For every line in the records that has the word "appropriate", make a copy.

** BEGIN **

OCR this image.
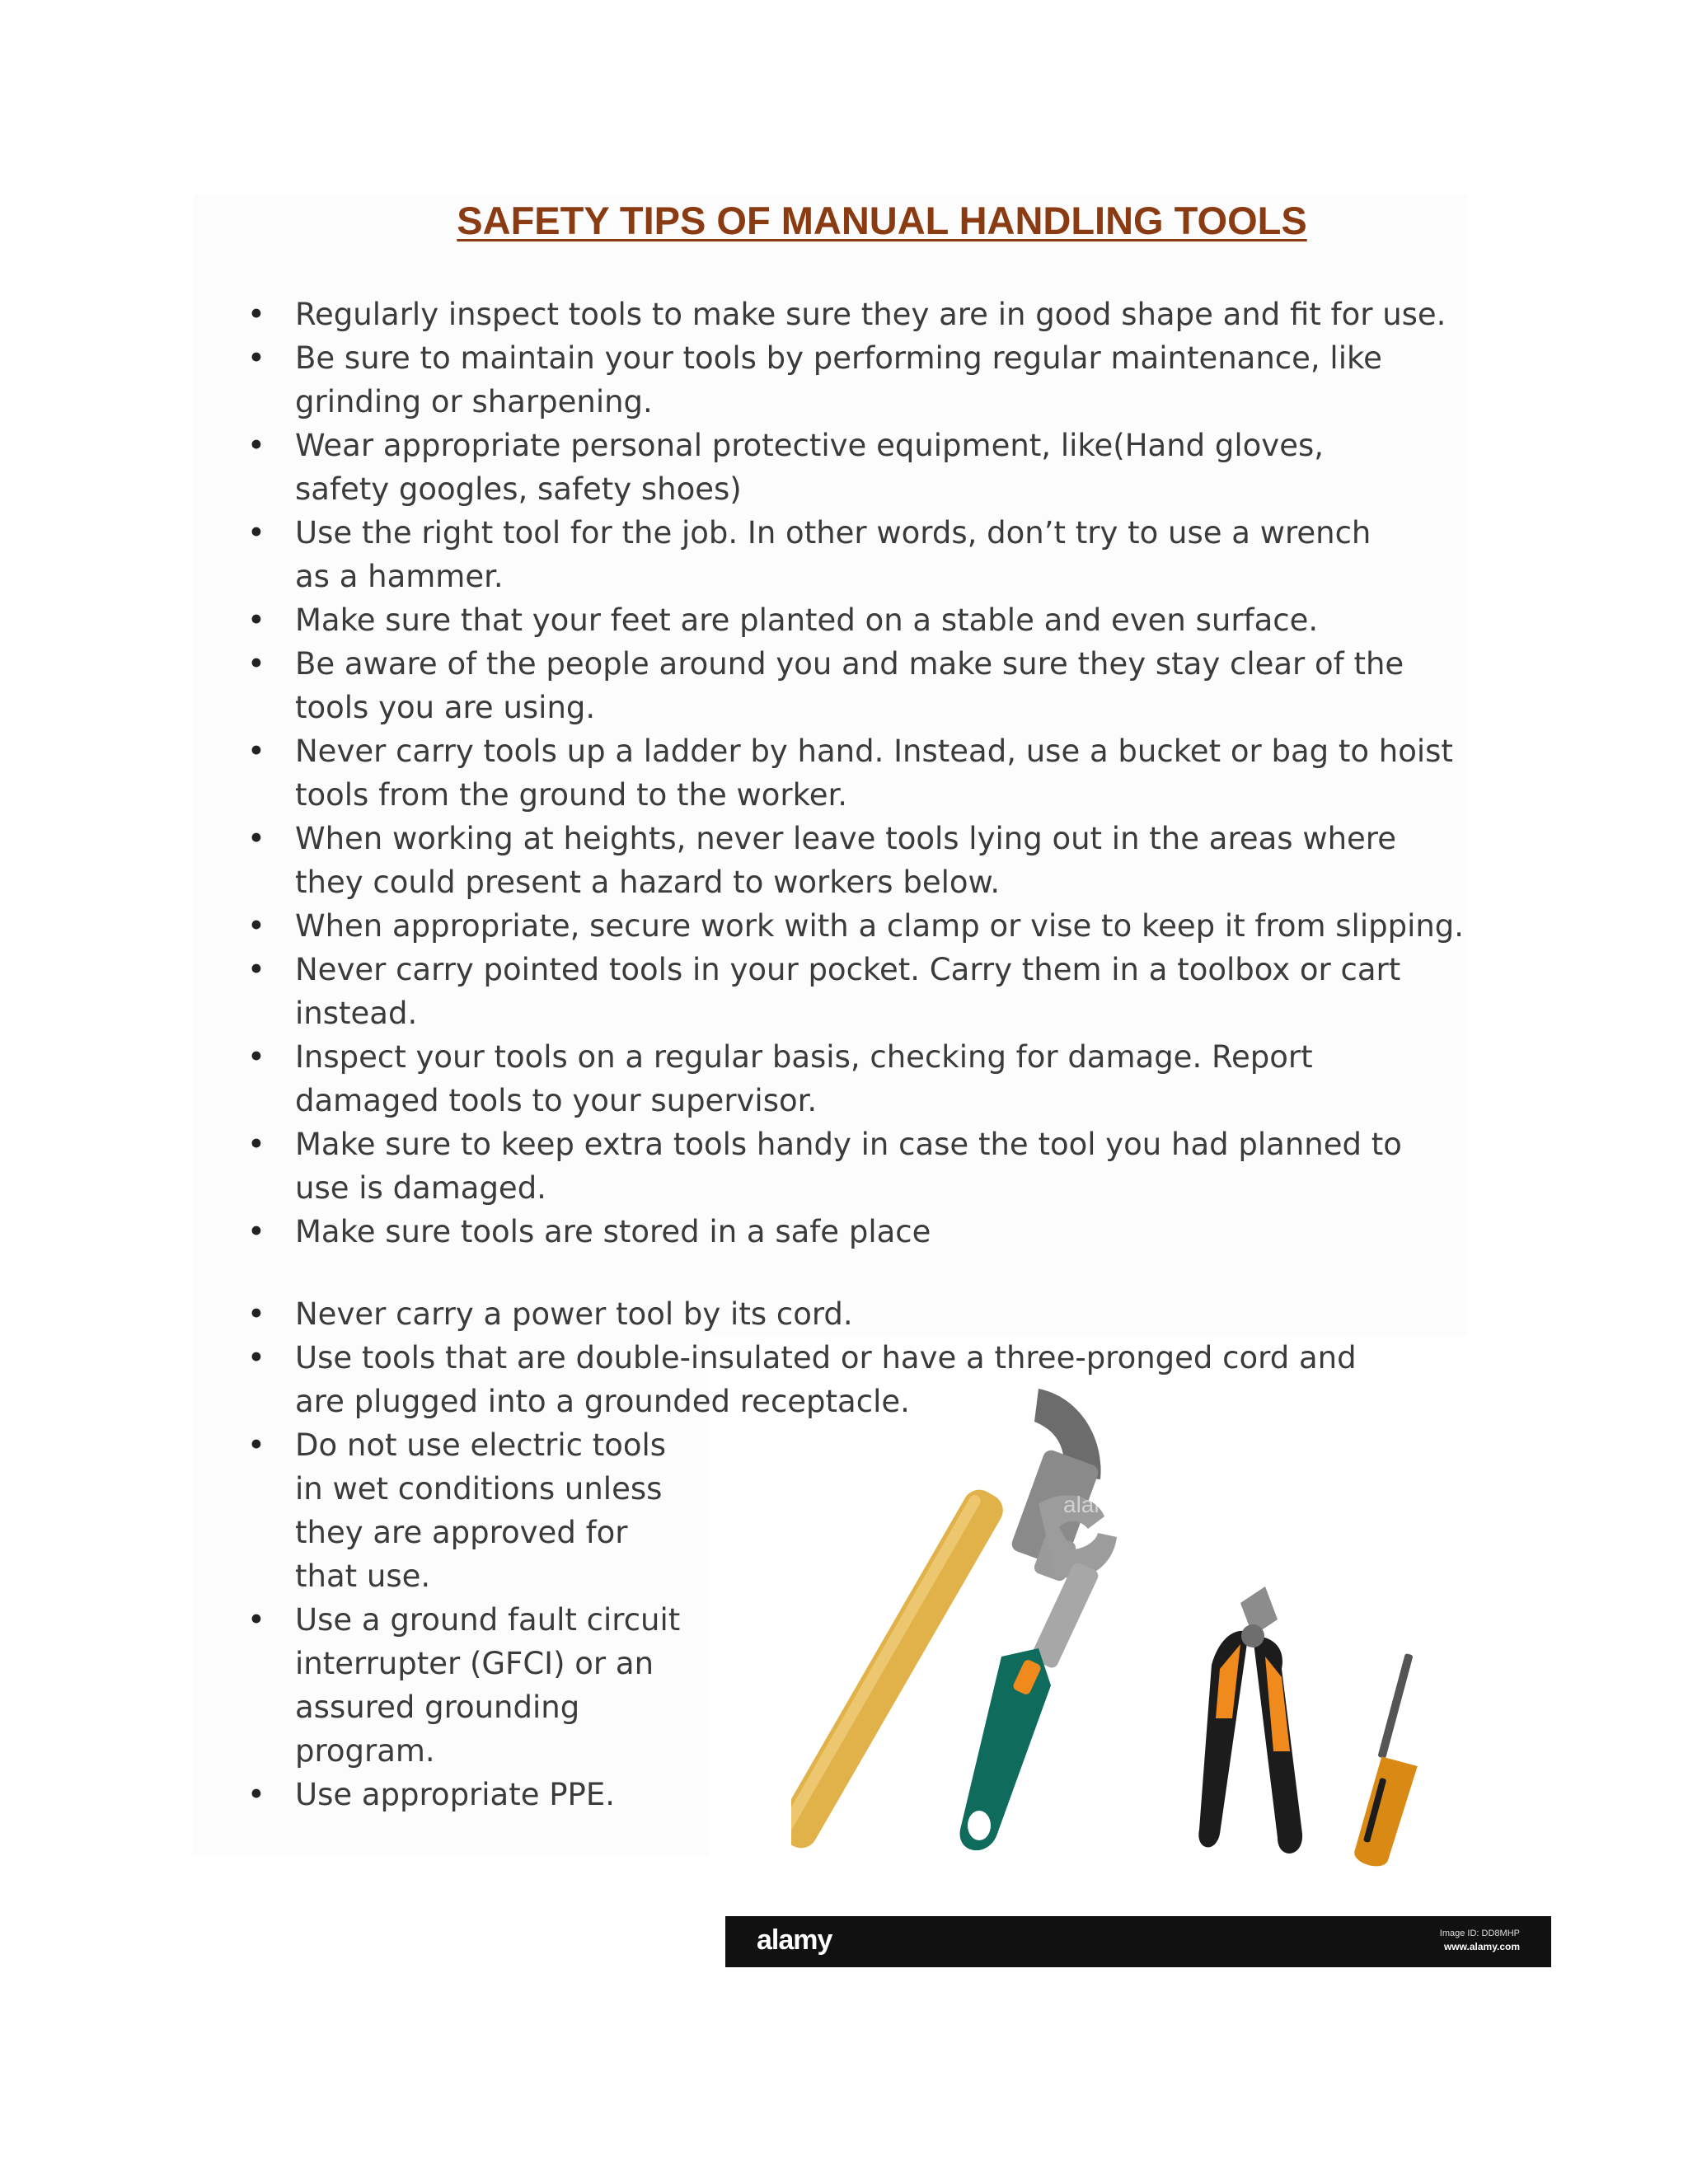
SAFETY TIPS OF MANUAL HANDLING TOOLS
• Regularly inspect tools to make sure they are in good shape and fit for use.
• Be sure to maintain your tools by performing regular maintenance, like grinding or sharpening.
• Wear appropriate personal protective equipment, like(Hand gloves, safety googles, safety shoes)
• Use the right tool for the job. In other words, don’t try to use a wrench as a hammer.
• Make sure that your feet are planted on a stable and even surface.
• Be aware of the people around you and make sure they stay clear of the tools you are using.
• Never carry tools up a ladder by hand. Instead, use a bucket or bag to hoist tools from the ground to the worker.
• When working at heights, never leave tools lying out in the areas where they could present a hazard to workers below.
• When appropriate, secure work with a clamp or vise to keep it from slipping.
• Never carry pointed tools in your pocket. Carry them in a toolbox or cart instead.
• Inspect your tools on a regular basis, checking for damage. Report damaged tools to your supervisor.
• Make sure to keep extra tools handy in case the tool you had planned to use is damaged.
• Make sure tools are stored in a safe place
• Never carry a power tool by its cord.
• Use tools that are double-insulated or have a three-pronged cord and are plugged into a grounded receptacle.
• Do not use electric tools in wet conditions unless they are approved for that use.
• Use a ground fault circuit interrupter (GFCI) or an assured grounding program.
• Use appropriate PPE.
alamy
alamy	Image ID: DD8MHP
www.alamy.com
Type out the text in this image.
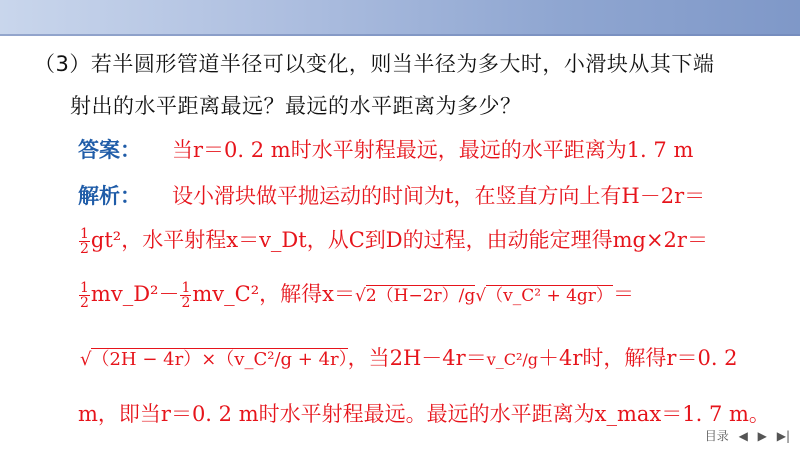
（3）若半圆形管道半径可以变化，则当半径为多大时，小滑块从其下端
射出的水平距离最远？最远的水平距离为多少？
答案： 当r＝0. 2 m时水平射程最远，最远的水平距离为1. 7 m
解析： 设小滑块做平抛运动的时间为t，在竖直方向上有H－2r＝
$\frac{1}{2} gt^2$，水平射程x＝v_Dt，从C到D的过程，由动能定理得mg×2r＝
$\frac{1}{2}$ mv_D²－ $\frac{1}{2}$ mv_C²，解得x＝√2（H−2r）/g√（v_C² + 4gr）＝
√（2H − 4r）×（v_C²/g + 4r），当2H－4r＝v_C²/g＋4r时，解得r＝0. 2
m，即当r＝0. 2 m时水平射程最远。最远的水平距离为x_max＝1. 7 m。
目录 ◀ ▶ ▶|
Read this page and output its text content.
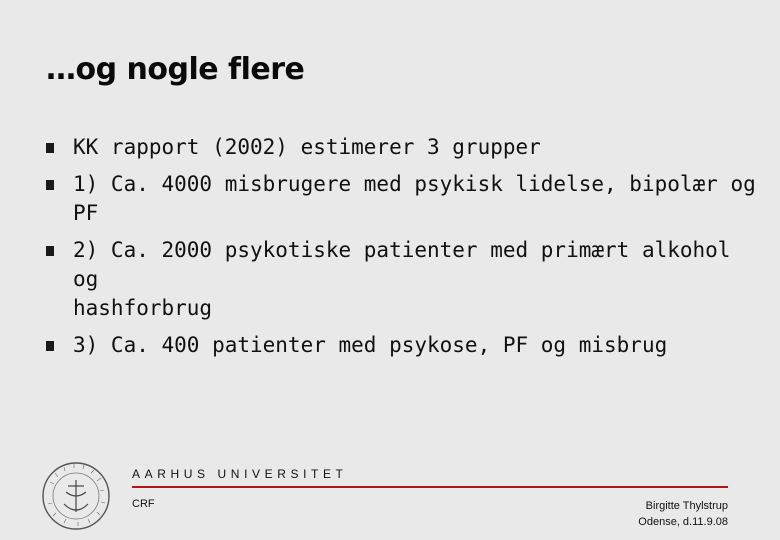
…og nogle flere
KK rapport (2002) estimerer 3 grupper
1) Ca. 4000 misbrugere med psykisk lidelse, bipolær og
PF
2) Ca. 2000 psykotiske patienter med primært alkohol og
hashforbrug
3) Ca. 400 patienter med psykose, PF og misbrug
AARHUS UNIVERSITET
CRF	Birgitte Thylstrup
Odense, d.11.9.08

** END **

SOLUTION FOR THIS EXERCISE:
• Wear appropriate personal protective equipment, like(Hand gloves, safety googles, safety shoes)
• When appropriate, secure work with a clamp or vise to keep it from slipping.
• Use appropriate PPE.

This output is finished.